### Instructions for the task
Here are records with pictures in them. Copy all of them exactly and leave the pictures out.

[Stored data]

* * * *

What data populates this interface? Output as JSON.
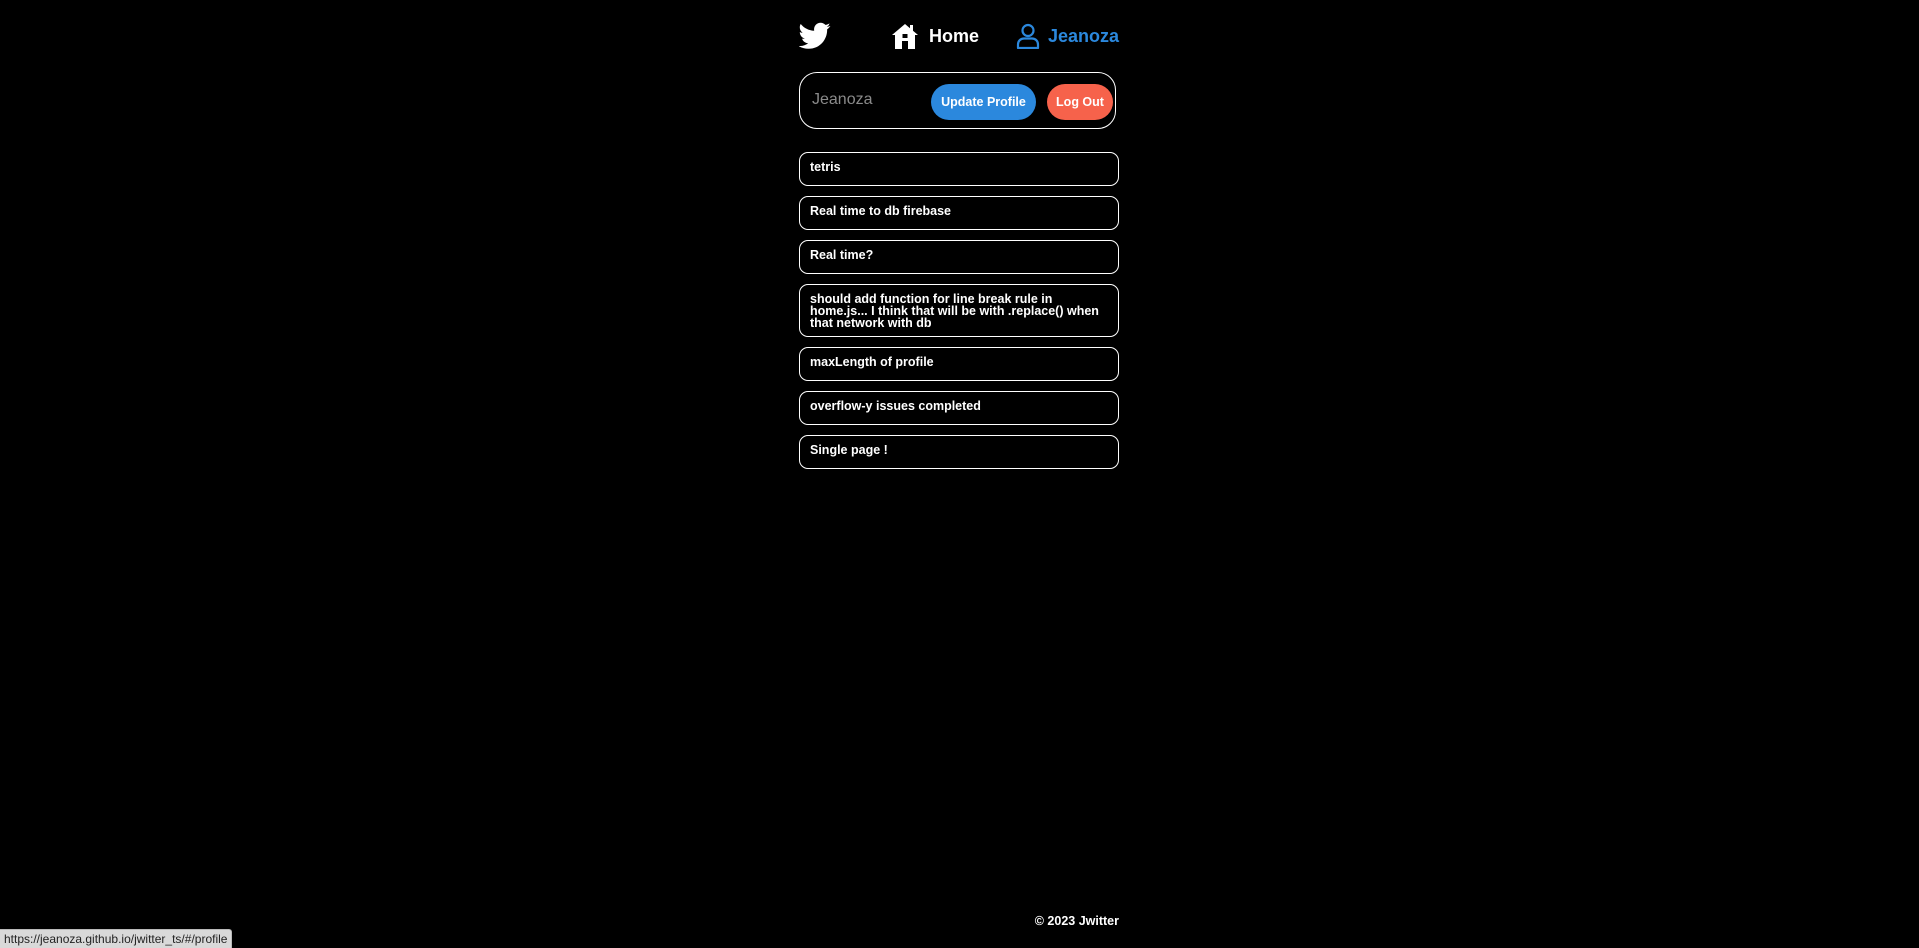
{
  "nav": {
    "logo_icon": "twitter-bird-icon",
    "home_icon": "house-icon",
    "home_label": "Home",
    "profile_icon": "user-icon",
    "profile_label": "Jeanoza"
  },
  "profile_form": {
    "name_placeholder": "Jeanoza",
    "update_label": "Update Profile",
    "logout_label": "Log Out"
  },
  "tweets": [
    {
      "text": "tetris"
    },
    {
      "text": "Real time to db firebase"
    },
    {
      "text": "Real time?"
    },
    {
      "text": "should add function for line break rule in home.js... I think that will be with .replace() when that network with db"
    },
    {
      "text": "maxLength of profile"
    },
    {
      "text": "overflow-y issues completed"
    },
    {
      "text": "Single page !"
    }
  ],
  "footer": {
    "copyright": "© 2023 Jwitter"
  },
  "status_bar": {
    "url": "https://jeanoza.github.io/jwitter_ts/#/profile"
  },
  "colors": {
    "background": "#000000",
    "accent_blue": "#2b88dd",
    "logout_red": "#f6624b",
    "text": "#ffffff"
  }
}
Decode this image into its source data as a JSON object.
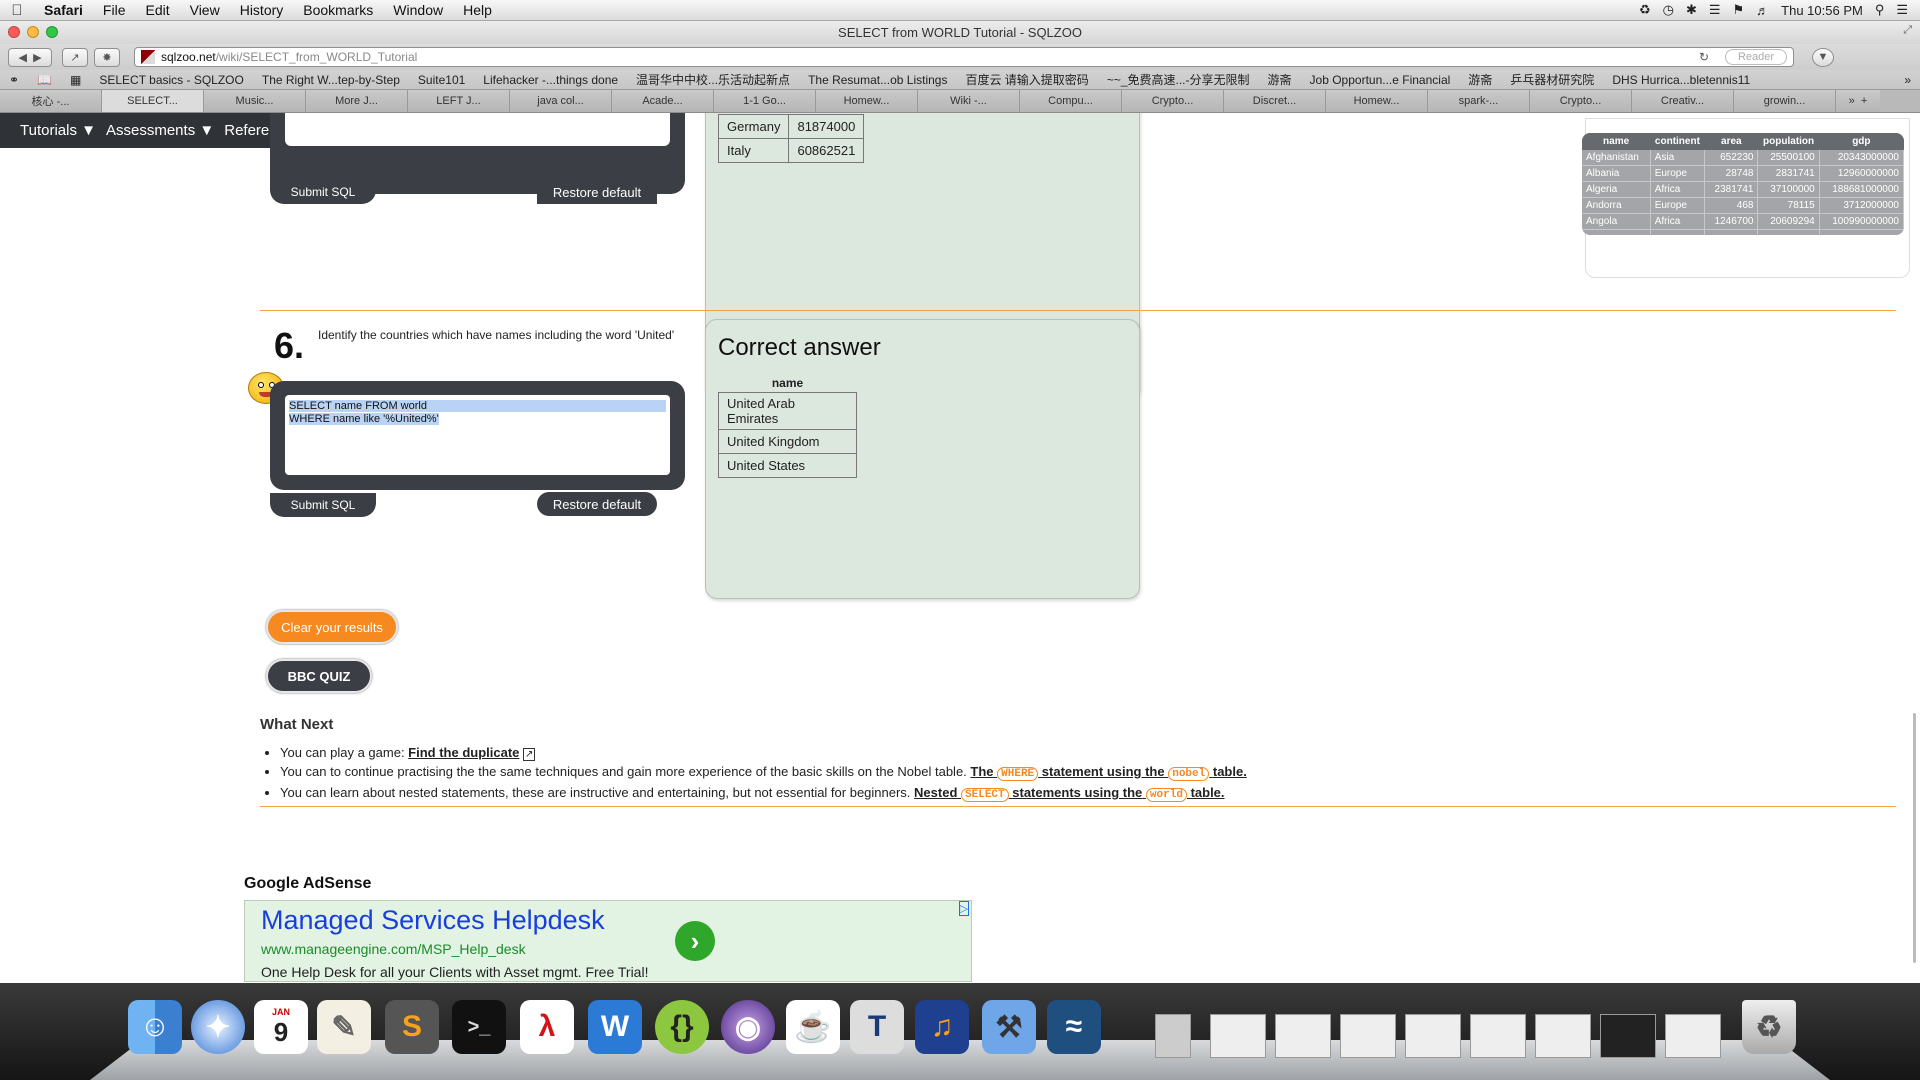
{
  "menubar": {
    "app": "Safari",
    "items": [
      "File",
      "Edit",
      "View",
      "History",
      "Bookmarks",
      "Window",
      "Help"
    ],
    "clock": "Thu 10:56 PM"
  },
  "window": {
    "title": "SELECT from WORLD Tutorial - SQLZOO"
  },
  "toolbar": {
    "url_domain": "sqlzoo.net",
    "url_path": "/wiki/SELECT_from_WORLD_Tutorial",
    "reader_label": "Reader"
  },
  "bookmarks": [
    "SELECT basics - SQLZOO",
    "The Right W...tep-by-Step",
    "Suite101",
    "Lifehacker -...things done",
    "温哥华中中校...乐活动起新点",
    "The Resumat...ob Listings",
    "百度云 请输入提取密码",
    "~~_免费高速...-分享无限制",
    "游斋",
    "Job Opportun...e Financial",
    "游斋",
    "乒乓器材研究院",
    "DHS Hurrica...bletennis11"
  ],
  "tabs": [
    "核心 -...",
    "SELECT...",
    "Music...",
    "More J...",
    "LEFT J...",
    "java col...",
    "Acade...",
    "1-1 Go...",
    "Homew...",
    "Wiki -...",
    "Compu...",
    "Crypto...",
    "Discret...",
    "Homew...",
    "spark-...",
    "Crypto...",
    "Creativ...",
    "growin..."
  ],
  "nav": {
    "tutorials": "Tutorials",
    "assessments": "Assessments",
    "reference": "Reference",
    "arrow": "▼"
  },
  "q5": {
    "submit": "Submit SQL",
    "restore": "Restore default",
    "rows": [
      [
        "Germany",
        "81874000"
      ],
      [
        "Italy",
        "60862521"
      ]
    ]
  },
  "q6": {
    "number": "6.",
    "question": "Identify the countries which have names including the word 'United'",
    "sql_line1": "SELECT name FROM world",
    "sql_line2": "WHERE name like '%United%'",
    "submit": "Submit SQL",
    "restore": "Restore default",
    "answer_title": "Correct answer",
    "answer_header": "name",
    "answer_rows": [
      "United Arab Emirates",
      "United Kingdom",
      "United States"
    ]
  },
  "buttons": {
    "clear": "Clear your results",
    "bbc": "BBC QUIZ"
  },
  "what_next": {
    "heading": "What Next",
    "item1_text": "You can play a game: ",
    "item1_link": "Find the duplicate",
    "item2_text": "You can to continue practising the the same techniques and gain more experience of the basic skills on the Nobel table. ",
    "item2_link_a": "The",
    "item2_code1": "WHERE",
    "item2_link_b": "statement using the",
    "item2_code2": "nobel",
    "item2_link_c": "table.",
    "item3_text": "You can learn about nested statements, these are instructive and entertaining, but not essential for beginners. ",
    "item3_link_a": "Nested",
    "item3_code1": "SELECT",
    "item3_link_b": "statements using the",
    "item3_code2": "world",
    "item3_link_c": "table."
  },
  "world_table": {
    "headers": [
      "name",
      "continent",
      "area",
      "population",
      "gdp"
    ],
    "rows": [
      [
        "Afghanistan",
        "Asia",
        "652230",
        "25500100",
        "20343000000"
      ],
      [
        "Albania",
        "Europe",
        "28748",
        "2831741",
        "12960000000"
      ],
      [
        "Algeria",
        "Africa",
        "2381741",
        "37100000",
        "188681000000"
      ],
      [
        "Andorra",
        "Europe",
        "468",
        "78115",
        "3712000000"
      ],
      [
        "Angola",
        "Africa",
        "1246700",
        "20609294",
        "100990000000"
      ]
    ],
    "ellipsis": "..."
  },
  "adsense": {
    "label": "Google AdSense",
    "title": "Managed Services Helpdesk",
    "url": "www.manageengine.com/MSP_Help_desk",
    "desc": "One Help Desk for all your Clients with Asset mgmt. Free Trial!"
  },
  "dock": {
    "calendar_month": "JAN",
    "calendar_day": "9"
  },
  "colors": {
    "panel": "#3b3e44",
    "accent_orange": "#f6891f",
    "answer_bg": "#dce7dd",
    "ad_title": "#1a3edb",
    "ad_url": "#1a8a2a"
  }
}
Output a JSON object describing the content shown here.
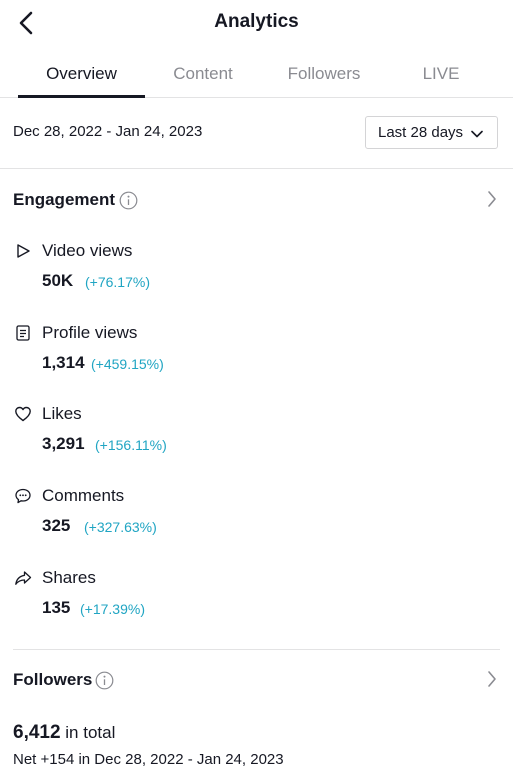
{
  "header": {
    "title": "Analytics",
    "back_icon": "chevron-left-icon"
  },
  "tabs": [
    {
      "label": "Overview",
      "active": true
    },
    {
      "label": "Content",
      "active": false
    },
    {
      "label": "Followers",
      "active": false
    },
    {
      "label": "LIVE",
      "active": false
    }
  ],
  "date_range": {
    "text": "Dec 28, 2022 - Jan 24, 2023",
    "period_label": "Last 28 days"
  },
  "engagement": {
    "title": "Engagement",
    "metrics": [
      {
        "icon": "play-icon",
        "label": "Video views",
        "value": "50K",
        "change": "(+76.17%)"
      },
      {
        "icon": "profile-card-icon",
        "label": "Profile views",
        "value": "1,314",
        "change": "(+459.15%)"
      },
      {
        "icon": "heart-icon",
        "label": "Likes",
        "value": "3,291",
        "change": "(+156.11%)"
      },
      {
        "icon": "comment-icon",
        "label": "Comments",
        "value": "325",
        "change": "(+327.63%)"
      },
      {
        "icon": "share-icon",
        "label": "Shares",
        "value": "135",
        "change": "(+17.39%)"
      }
    ]
  },
  "followers": {
    "title": "Followers",
    "total_value": "6,412",
    "total_suffix": "in total",
    "net_text": "Net +154 in Dec 28, 2022 - Jan 24, 2023"
  },
  "colors": {
    "positive_change": "#20a5c3",
    "text": "#161823",
    "muted": "#8a8b91"
  }
}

* * * *

### Response to the task
What data populates this interface? Output as JSON.
{
  "nav": {
    "logo_icon": "twitter-bird-icon",
    "home_icon": "house-icon",
    "home_label": "Home",
    "profile_icon": "user-icon",
    "profile_label": "Jeanoza"
  },
  "profile_form": {
    "name_placeholder": "Jeanoza",
    "update_label": "Update Profile",
    "logout_label": "Log Out"
  },
  "tweets": [
    {
      "text": "tetris"
    },
    {
      "text": "Real time to db firebase"
    },
    {
      "text": "Real time?"
    },
    {
      "text": "should add function for line break rule in home.js... I think that will be with .replace() when that network with db"
    },
    {
      "text": "maxLength of profile"
    },
    {
      "text": "overflow-y issues completed"
    },
    {
      "text": "Single page !"
    }
  ],
  "footer": {
    "copyright": "© 2023 Jwitter"
  },
  "status_bar": {
    "url": "https://jeanoza.github.io/jwitter_ts/#/profile"
  },
  "colors": {
    "background": "#000000",
    "accent_blue": "#2b88dd",
    "logout_red": "#f6624b",
    "text": "#ffffff"
  }
}
Decode this image into its source data as a JSON object.
{
  "menubar": {
    "app": "Safari",
    "items": [
      "File",
      "Edit",
      "View",
      "History",
      "Bookmarks",
      "Window",
      "Help"
    ],
    "clock": "Thu 10:56 PM"
  },
  "window": {
    "title": "SELECT from WORLD Tutorial - SQLZOO"
  },
  "toolbar": {
    "url_domain": "sqlzoo.net",
    "url_path": "/wiki/SELECT_from_WORLD_Tutorial",
    "reader_label": "Reader"
  },
  "bookmarks": [
    "SELECT basics - SQLZOO",
    "The Right W...tep-by-Step",
    "Suite101",
    "Lifehacker -...things done",
    "温哥华中中校...乐活动起新点",
    "The Resumat...ob Listings",
    "百度云 请输入提取密码",
    "~~_免费高速...-分享无限制",
    "游斋",
    "Job Opportun...e Financial",
    "游斋",
    "乒乓器材研究院",
    "DHS Hurrica...bletennis11"
  ],
  "tabs": [
    "核心 -...",
    "SELECT...",
    "Music...",
    "More J...",
    "LEFT J...",
    "java col...",
    "Acade...",
    "1-1 Go...",
    "Homew...",
    "Wiki -...",
    "Compu...",
    "Crypto...",
    "Discret...",
    "Homew...",
    "spark-...",
    "Crypto...",
    "Creativ...",
    "growin..."
  ],
  "nav": {
    "tutorials": "Tutorials",
    "assessments": "Assessments",
    "reference": "Reference",
    "arrow": "▼"
  },
  "q5": {
    "submit": "Submit SQL",
    "restore": "Restore default",
    "rows": [
      [
        "Germany",
        "81874000"
      ],
      [
        "Italy",
        "60862521"
      ]
    ]
  },
  "q6": {
    "number": "6.",
    "question": "Identify the countries which have names including the word 'United'",
    "sql_line1": "SELECT name FROM world",
    "sql_line2": "WHERE name like '%United%'",
    "submit": "Submit SQL",
    "restore": "Restore default",
    "answer_title": "Correct answer",
    "answer_header": "name",
    "answer_rows": [
      "United Arab Emirates",
      "United Kingdom",
      "United States"
    ]
  },
  "buttons": {
    "clear": "Clear your results",
    "bbc": "BBC QUIZ"
  },
  "what_next": {
    "heading": "What Next",
    "item1_text": "You can play a game: ",
    "item1_link": "Find the duplicate",
    "item2_text": "You can to continue practising the the same techniques and gain more experience of the basic skills on the Nobel table. ",
    "item2_link_a": "The",
    "item2_code1": "WHERE",
    "item2_link_b": "statement using the",
    "item2_code2": "nobel",
    "item2_link_c": "table.",
    "item3_text": "You can learn about nested statements, these are instructive and entertaining, but not essential for beginners. ",
    "item3_link_a": "Nested",
    "item3_code1": "SELECT",
    "item3_link_b": "statements using the",
    "item3_code2": "world",
    "item3_link_c": "table."
  },
  "world_table": {
    "headers": [
      "name",
      "continent",
      "area",
      "population",
      "gdp"
    ],
    "rows": [
      [
        "Afghanistan",
        "Asia",
        "652230",
        "25500100",
        "20343000000"
      ],
      [
        "Albania",
        "Europe",
        "28748",
        "2831741",
        "12960000000"
      ],
      [
        "Algeria",
        "Africa",
        "2381741",
        "37100000",
        "188681000000"
      ],
      [
        "Andorra",
        "Europe",
        "468",
        "78115",
        "3712000000"
      ],
      [
        "Angola",
        "Africa",
        "1246700",
        "20609294",
        "100990000000"
      ]
    ],
    "ellipsis": "..."
  },
  "adsense": {
    "label": "Google AdSense",
    "title": "Managed Services Helpdesk",
    "url": "www.manageengine.com/MSP_Help_desk",
    "desc": "One Help Desk for all your Clients with Asset mgmt. Free Trial!"
  },
  "dock": {
    "calendar_month": "JAN",
    "calendar_day": "9"
  },
  "colors": {
    "panel": "#3b3e44",
    "accent_orange": "#f6891f",
    "answer_bg": "#dce7dd",
    "ad_title": "#1a3edb",
    "ad_url": "#1a8a2a"
  }
}
Output a JSON object describing the content shown here.
{
  "header": {
    "title": "Analytics",
    "back_icon": "chevron-left-icon"
  },
  "tabs": [
    {
      "label": "Overview",
      "active": true
    },
    {
      "label": "Content",
      "active": false
    },
    {
      "label": "Followers",
      "active": false
    },
    {
      "label": "LIVE",
      "active": false
    }
  ],
  "date_range": {
    "text": "Dec 28, 2022 - Jan 24, 2023",
    "period_label": "Last 28 days"
  },
  "engagement": {
    "title": "Engagement",
    "metrics": [
      {
        "icon": "play-icon",
        "label": "Video views",
        "value": "50K",
        "change": "(+76.17%)"
      },
      {
        "icon": "profile-card-icon",
        "label": "Profile views",
        "value": "1,314",
        "change": "(+459.15%)"
      },
      {
        "icon": "heart-icon",
        "label": "Likes",
        "value": "3,291",
        "change": "(+156.11%)"
      },
      {
        "icon": "comment-icon",
        "label": "Comments",
        "value": "325",
        "change": "(+327.63%)"
      },
      {
        "icon": "share-icon",
        "label": "Shares",
        "value": "135",
        "change": "(+17.39%)"
      }
    ]
  },
  "followers": {
    "title": "Followers",
    "total_value": "6,412",
    "total_suffix": "in total",
    "net_text": "Net +154 in Dec 28, 2022 - Jan 24, 2023"
  },
  "colors": {
    "positive_change": "#20a5c3",
    "text": "#161823",
    "muted": "#8a8b91"
  }
}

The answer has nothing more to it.